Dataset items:
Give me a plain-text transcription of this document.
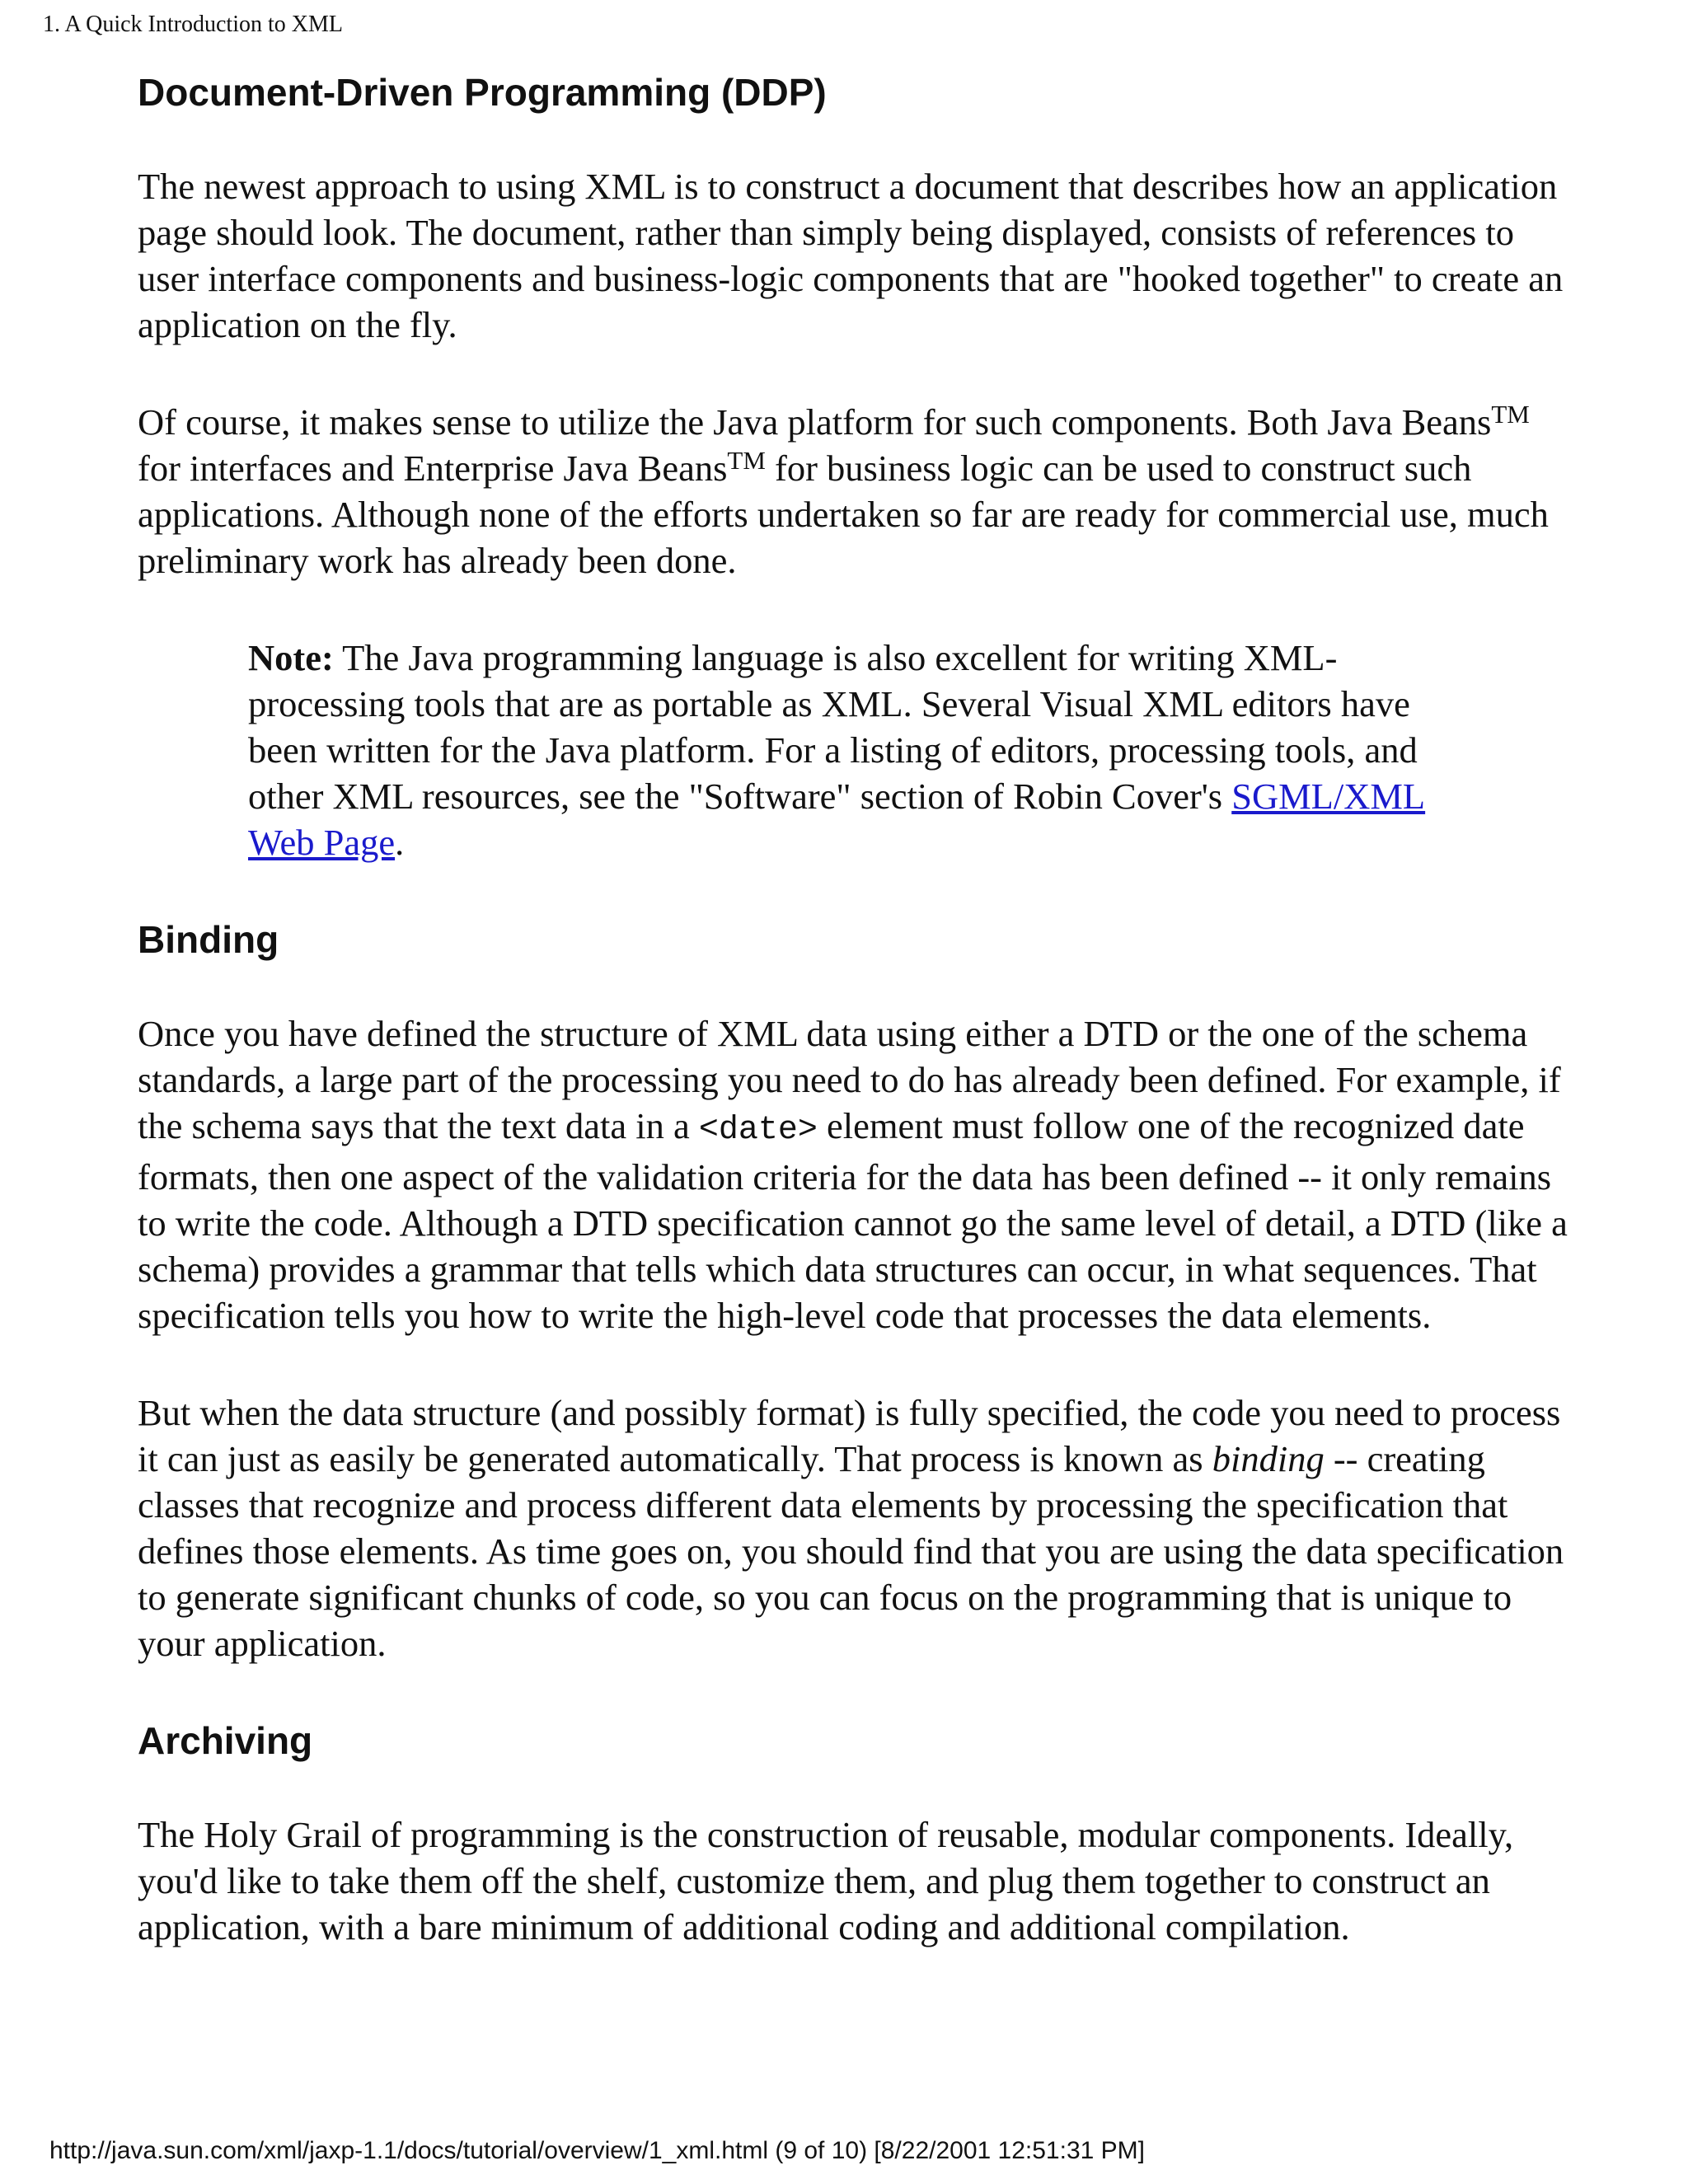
1. A Quick Introduction to XML
Document-Driven Programming (DDP)

The newest approach to using XML is to construct a document that describes how an application page should look. The document, rather than simply being displayed, consists of references to user interface components and business-logic components that are "hooked together" to create an application on the fly.

Of course, it makes sense to utilize the Java platform for such components. Both Java Beans™ for interfaces and Enterprise Java Beans™ for business logic can be used to construct such applications. Although none of the efforts undertaken so far are ready for commercial use, much preliminary work has already been done.

Note: The Java programming language is also excellent for writing XML-processing tools that are as portable as XML. Several Visual XML editors have been written for the Java platform. For a listing of editors, processing tools, and other XML resources, see the "Software" section of Robin Cover's SGML/XML Web Page.

Binding

Once you have defined the structure of XML data using either a DTD or the one of the schema standards, a large part of the processing you need to do has already been defined. For example, if the schema says that the text data in a <date> element must follow one of the recognized date formats, then one aspect of the validation criteria for the data has been defined -- it only remains to write the code. Although a DTD specification cannot go the same level of detail, a DTD (like a schema) provides a grammar that tells which data structures can occur, in what sequences. That specification tells you how to write the high-level code that processes the data elements.

But when the data structure (and possibly format) is fully specified, the code you need to process it can just as easily be generated automatically. That process is known as binding -- creating classes that recognize and process different data elements by processing the specification that defines those elements. As time goes on, you should find that you are using the data specification to generate significant chunks of code, so you can focus on the programming that is unique to your application.

Archiving

The Holy Grail of programming is the construction of reusable, modular components. Ideally, you'd like to take them off the shelf, customize them, and plug them together to construct an application, with a bare minimum of additional coding and additional compilation.

http://java.sun.com/xml/jaxp-1.1/docs/tutorial/overview/1_xml.html (9 of 10) [8/22/2001 12:51:31 PM]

● **What you need to do**
Scan the listing above and identify each line holding the string "platform"; copy every such line.

● **Task output**
Of course, it makes sense to utilize the Java platform for such components. Both Java Beans™ for interfaces and Enterprise Java Beans™ for business logic can be used to construct such applications. Although none of the efforts undertaken so far are ready for commercial use, much preliminary work has already been done.
Note: The Java programming language is also excellent for writing XML-processing tools that are as portable as XML. Several Visual XML editors have been written for the Java platform. For a listing of editors, processing tools, and other XML resources, see the "Software" section of Robin Cover's SGML/XML Web Page.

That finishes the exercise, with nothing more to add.